§ **Exercise directions**: Every line holding the string "slow" should be gathered.

** start of Records for this task **

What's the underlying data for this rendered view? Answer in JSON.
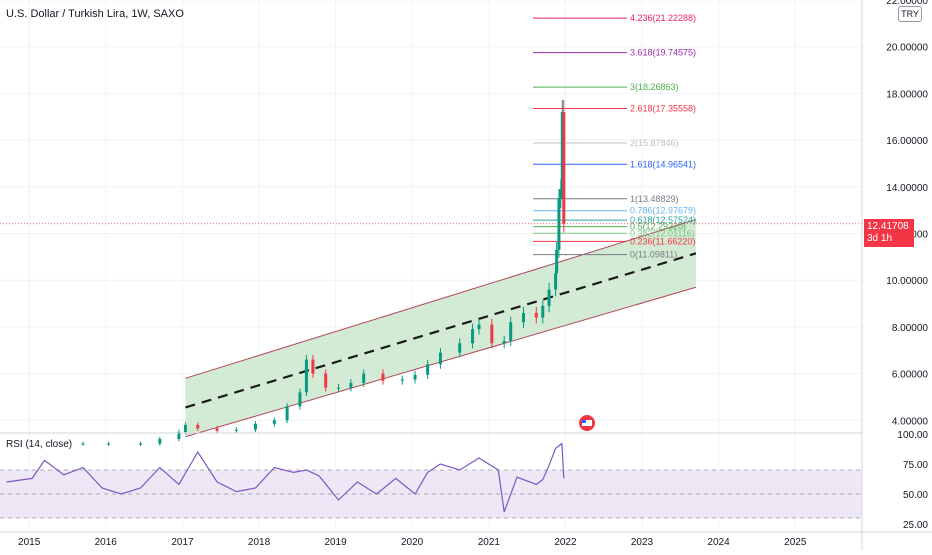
{
  "header": {
    "title": "U.S. Dollar / Turkish Lira, 1W, SAXO",
    "currency_badge": "TRY",
    "last_price": "12.41708",
    "countdown": "3d 1h"
  },
  "rsi_panel": {
    "title": "RSI (14, close)"
  },
  "colors": {
    "candle_up": "#089981",
    "candle_down": "#f23645",
    "channel_fill": "#c8e6c9",
    "channel_border": "#b2475a",
    "midline": "#1a1a1a",
    "rsi_line": "#7e57c2",
    "rsi_band": "#ede7f6"
  },
  "chart_data": [
    {
      "type": "candlestick",
      "series": [
        {
          "name": "",
          "x": [
            "2015-09",
            "2016-01",
            "2016-06",
            "2016-09",
            "2016-12",
            "2017-01",
            "2017-03",
            "2017-06",
            "2017-09",
            "2017-12",
            "2018-03",
            "2018-05",
            "2018-07",
            "2018-08",
            "2018-09",
            "2018-11",
            "2019-01",
            "2019-03",
            "2019-05",
            "2019-08",
            "2019-11",
            "2020-01",
            "2020-03",
            "2020-05",
            "2020-08",
            "2020-10",
            "2020-11",
            "2021-01",
            "2021-03",
            "2021-04",
            "2021-06",
            "2021-08",
            "2021-09",
            "2021-10",
            "2021-11",
            "2021-11-20",
            "2021-12-01",
            "2021-12-10",
            "2021-12-17",
            "2021-12-24"
          ],
          "values": [
            3.0,
            3.0,
            3.0,
            3.2,
            3.5,
            3.8,
            3.65,
            3.55,
            3.6,
            3.85,
            4.0,
            4.6,
            5.2,
            6.6,
            6.0,
            5.4,
            5.4,
            5.6,
            6.0,
            5.7,
            5.75,
            5.95,
            6.4,
            6.9,
            7.3,
            7.9,
            8.1,
            7.3,
            7.4,
            8.2,
            8.6,
            8.4,
            8.9,
            9.6,
            10.3,
            11.3,
            13.5,
            13.9,
            17.2,
            12.42
          ]
        }
      ],
      "ylim": [
        3.5,
        22
      ],
      "y_ticks": [
        "4.00000",
        "6.00000",
        "8.00000",
        "10.00000",
        "12.00000",
        "14.00000",
        "16.00000",
        "18.00000",
        "20.00000",
        "22.00000"
      ],
      "x_ticks": [
        "2015",
        "2016",
        "2017",
        "2018",
        "2019",
        "2020",
        "2021",
        "2022",
        "2023",
        "2024",
        "2025"
      ],
      "channel": {
        "lower_start": [
          "2017-01",
          3.3
        ],
        "lower_end": [
          "2023-09",
          9.7
        ],
        "upper_start": [
          "2017-01",
          5.8
        ],
        "upper_end": [
          "2023-09",
          12.6
        ]
      },
      "fibonacci_levels": [
        {
          "label": "4.236(21.22288)",
          "value": 21.22288,
          "color": "#e91e63"
        },
        {
          "label": "3.618(19.74575)",
          "value": 19.74575,
          "color": "#9c27b0"
        },
        {
          "label": "3(18.26863)",
          "value": 18.26863,
          "color": "#4caf50"
        },
        {
          "label": "2.618(17.35558)",
          "value": 17.35558,
          "color": "#f23645"
        },
        {
          "label": "2(15.87846)",
          "value": 15.87846,
          "color": "#c0c0c0"
        },
        {
          "label": "1.618(14.96541)",
          "value": 14.96541,
          "color": "#2962ff"
        },
        {
          "label": "1(13.48829)",
          "value": 13.48829,
          "color": "#787b86"
        },
        {
          "label": "0.786(12.97679)",
          "value": 12.97679,
          "color": "#64b5f6"
        },
        {
          "label": "0.618(12.57524)",
          "value": 12.57524,
          "color": "#26a69a"
        },
        {
          "label": "0.5(12.29320)",
          "value": 12.2932,
          "color": "#4caf50"
        },
        {
          "label": "0.382(12.01116)",
          "value": 12.01116,
          "color": "#81c784"
        },
        {
          "label": "0.236(11.66220)",
          "value": 11.6622,
          "color": "#f23645"
        },
        {
          "label": "0(11.09811)",
          "value": 11.09811,
          "color": "#787b86"
        }
      ]
    },
    {
      "type": "line",
      "series": [
        {
          "name": "",
          "x": [
            "2014-09",
            "2015-01",
            "2015-03",
            "2015-06",
            "2015-09",
            "2015-12",
            "2016-03",
            "2016-06",
            "2016-09",
            "2016-12",
            "2017-03",
            "2017-06",
            "2017-09",
            "2017-12",
            "2018-03",
            "2018-06",
            "2018-08",
            "2018-10",
            "2019-01",
            "2019-04",
            "2019-07",
            "2019-10",
            "2020-01",
            "2020-03",
            "2020-05",
            "2020-08",
            "2020-11",
            "2021-02",
            "2021-03",
            "2021-05",
            "2021-08",
            "2021-09",
            "2021-10",
            "2021-11",
            "2021-12",
            "2021-12-24"
          ],
          "values": [
            60,
            63,
            78,
            66,
            72,
            55,
            50,
            55,
            72,
            58,
            85,
            60,
            52,
            55,
            72,
            68,
            70,
            65,
            45,
            60,
            50,
            63,
            50,
            68,
            75,
            70,
            80,
            70,
            35,
            64,
            58,
            62,
            74,
            88,
            92,
            63
          ]
        }
      ],
      "ylim": [
        20,
        100
      ],
      "y_ticks": [
        "25.00",
        "50.00",
        "75.00",
        "100.00"
      ],
      "bands": [
        30,
        70
      ]
    }
  ]
}
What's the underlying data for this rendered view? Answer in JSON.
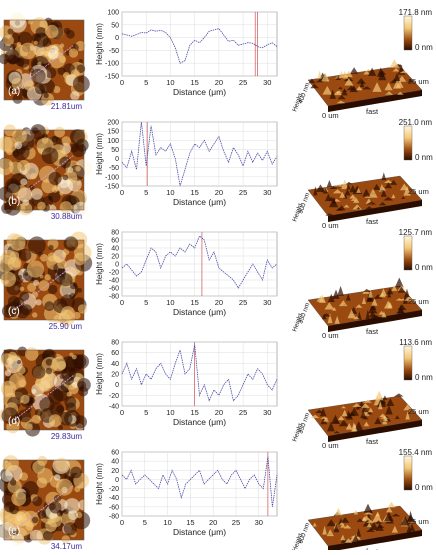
{
  "colors": {
    "afm_dark": "#2b0d00",
    "afm_mid": "#9a4a10",
    "afm_light": "#f4c878",
    "afm_highlight": "#fff6dc",
    "profile_line": "#4a4aa8",
    "grid": "#dddddd",
    "scan_line": "#c8a0e0",
    "marker_red": "#d05050",
    "scale_text": "#3a2aa0"
  },
  "chart_data": [
    {
      "type": "line",
      "panel_label": "(a)",
      "scalebar_label": "21.81um",
      "xlabel": "Distance (μm)",
      "ylabel": "Height (nm)",
      "xlim": [
        0,
        32
      ],
      "ylim": [
        -150,
        100
      ],
      "x_ticks": [
        0,
        5,
        10,
        15,
        20,
        25,
        30
      ],
      "y_ticks": [
        100,
        50,
        0,
        -50,
        -100,
        -150
      ],
      "y_tick_labels": [
        "100",
        "50",
        "0",
        "-50",
        "-100",
        "-150"
      ],
      "x": [
        0,
        1,
        2,
        3,
        4,
        5,
        6,
        7,
        8,
        9,
        10,
        11,
        12,
        13,
        14,
        15,
        16,
        17,
        18,
        19,
        20,
        21,
        22,
        23,
        24,
        25,
        26,
        27,
        28,
        29,
        30,
        31,
        32
      ],
      "y": [
        15,
        10,
        5,
        12,
        20,
        18,
        30,
        25,
        28,
        20,
        0,
        -40,
        -100,
        -90,
        -30,
        -10,
        -20,
        0,
        25,
        30,
        35,
        10,
        -15,
        -10,
        -30,
        -25,
        -20,
        -22,
        -35,
        -40,
        -28,
        -20,
        -35
      ],
      "markers_x": [
        27.5,
        28
      ],
      "colorbar_max": "171.8 nm",
      "colorbar_min": "0 nm",
      "axis_3d": {
        "slow": "400 nm",
        "fast_label": "fast",
        "origin_label": "0 um",
        "end_label": "25 um",
        "depth_label": "Height"
      }
    },
    {
      "type": "line",
      "panel_label": "(b)",
      "scalebar_label": "30.88um",
      "xlabel": "Distance (μm)",
      "ylabel": "Height (nm)",
      "xlim": [
        0,
        32
      ],
      "ylim": [
        -150,
        200
      ],
      "x_ticks": [
        0,
        5,
        10,
        15,
        20,
        25,
        30
      ],
      "y_ticks": [
        200,
        150,
        100,
        50,
        0,
        -50,
        -100,
        -150
      ],
      "y_tick_labels": [
        "200",
        "150",
        "100",
        "50",
        "0",
        "-50",
        "-100",
        "-150"
      ],
      "x": [
        0,
        1,
        2,
        3,
        4,
        5,
        6,
        7,
        8,
        9,
        10,
        11,
        12,
        13,
        14,
        15,
        16,
        17,
        18,
        19,
        20,
        21,
        22,
        23,
        24,
        25,
        26,
        27,
        28,
        29,
        30,
        31,
        32
      ],
      "y": [
        -20,
        -50,
        40,
        -60,
        200,
        -40,
        180,
        20,
        60,
        40,
        80,
        0,
        -150,
        -60,
        30,
        80,
        60,
        100,
        40,
        80,
        120,
        40,
        -20,
        60,
        20,
        -40,
        40,
        -20,
        30,
        -10,
        40,
        -30,
        10
      ],
      "markers_x": [
        5.2
      ],
      "colorbar_max": "251.0 nm",
      "colorbar_min": "0 nm",
      "axis_3d": {
        "slow": "500 nm",
        "fast_label": "fast",
        "origin_label": "0 um",
        "end_label": "25 um",
        "depth_label": "Height"
      }
    },
    {
      "type": "line",
      "panel_label": "(c)",
      "scalebar_label": "25.90 um",
      "xlabel": "Distance (μm)",
      "ylabel": "Height (nm)",
      "xlim": [
        0,
        32
      ],
      "ylim": [
        -80,
        80
      ],
      "x_ticks": [
        0,
        5,
        10,
        15,
        20,
        25,
        30
      ],
      "y_ticks": [
        80,
        60,
        40,
        20,
        0,
        -20,
        -40,
        -60,
        -80
      ],
      "y_tick_labels": [
        "80",
        "60",
        "40",
        "20",
        "0",
        "-20",
        "-40",
        "-60",
        "-80"
      ],
      "x": [
        0,
        1,
        2,
        3,
        4,
        5,
        6,
        7,
        8,
        9,
        10,
        11,
        12,
        13,
        14,
        15,
        16,
        17,
        18,
        19,
        20,
        21,
        22,
        23,
        24,
        25,
        26,
        27,
        28,
        29,
        30,
        31,
        32
      ],
      "y": [
        -10,
        0,
        -15,
        -30,
        -20,
        10,
        40,
        30,
        -10,
        20,
        30,
        20,
        40,
        30,
        50,
        40,
        70,
        60,
        10,
        30,
        -10,
        -20,
        -30,
        -40,
        -60,
        -40,
        -20,
        0,
        -20,
        -40,
        10,
        -10,
        0
      ],
      "markers_x": [
        16.5
      ],
      "colorbar_max": "125.7 nm",
      "colorbar_min": "0 nm",
      "axis_3d": {
        "slow": "350 nm",
        "fast_label": "fast",
        "origin_label": "0 um",
        "end_label": "25 um",
        "depth_label": "Height"
      }
    },
    {
      "type": "line",
      "panel_label": "(d)",
      "scalebar_label": "29.83um",
      "xlabel": "Distance (μm)",
      "ylabel": "Height (nm)",
      "xlim": [
        0,
        32
      ],
      "ylim": [
        -40,
        80
      ],
      "x_ticks": [
        0,
        5,
        10,
        15,
        20,
        25,
        30
      ],
      "y_ticks": [
        80,
        60,
        40,
        20,
        0,
        -20,
        -40
      ],
      "y_tick_labels": [
        "80",
        "60",
        "40",
        "20",
        "0",
        "-20",
        "-40"
      ],
      "x": [
        0,
        1,
        2,
        3,
        4,
        5,
        6,
        7,
        8,
        9,
        10,
        11,
        12,
        13,
        14,
        15,
        16,
        17,
        18,
        19,
        20,
        21,
        22,
        23,
        24,
        25,
        26,
        27,
        28,
        29,
        30,
        31,
        32
      ],
      "y": [
        20,
        40,
        10,
        30,
        0,
        20,
        10,
        30,
        40,
        20,
        10,
        40,
        65,
        20,
        30,
        75,
        -20,
        0,
        -30,
        -10,
        -20,
        0,
        10,
        -30,
        -20,
        0,
        20,
        10,
        30,
        20,
        0,
        -10,
        10
      ],
      "markers_x": [
        15
      ],
      "colorbar_max": "113.6 nm",
      "colorbar_min": "0 nm",
      "axis_3d": {
        "slow": "350 nm",
        "fast_label": "fast",
        "origin_label": "0 um",
        "end_label": "25 um",
        "depth_label": "Height"
      }
    },
    {
      "type": "line",
      "panel_label": "(e)",
      "scalebar_label": "34.17um",
      "xlabel": "Distance (μm)",
      "ylabel": "Height (nm)",
      "xlim": [
        0,
        34
      ],
      "ylim": [
        -80,
        60
      ],
      "x_ticks": [
        0,
        5,
        10,
        15,
        20,
        25,
        30
      ],
      "y_ticks": [
        60,
        40,
        20,
        0,
        -20,
        -40,
        -60,
        -80
      ],
      "y_tick_labels": [
        "60",
        "40",
        "20",
        "0",
        "-20",
        "-40",
        "-60",
        "-80"
      ],
      "x": [
        0,
        1,
        2,
        3,
        4,
        5,
        6,
        7,
        8,
        9,
        10,
        11,
        12,
        13,
        14,
        15,
        16,
        17,
        18,
        19,
        20,
        21,
        22,
        23,
        24,
        25,
        26,
        27,
        28,
        29,
        30,
        31,
        32,
        33,
        34
      ],
      "y": [
        10,
        0,
        20,
        -10,
        0,
        10,
        0,
        -10,
        -20,
        10,
        -10,
        20,
        0,
        -40,
        -10,
        0,
        10,
        20,
        -10,
        0,
        10,
        20,
        0,
        -10,
        10,
        20,
        0,
        -20,
        0,
        10,
        -10,
        -20,
        50,
        -60,
        10
      ],
      "markers_x": [
        32
      ],
      "colorbar_max": "155.4 nm",
      "colorbar_min": "0 nm",
      "axis_3d": {
        "slow": "600 nm",
        "fast_label": "fast",
        "origin_label": "0 um",
        "end_label": "25 um",
        "depth_label": "Height"
      }
    }
  ]
}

** end of Records for this task **

§ **Written answer**:
        "slow": "400 nm",
        "slow": "500 nm",
        "slow": "350 nm",
        "slow": "350 nm",
        "slow": "600 nm",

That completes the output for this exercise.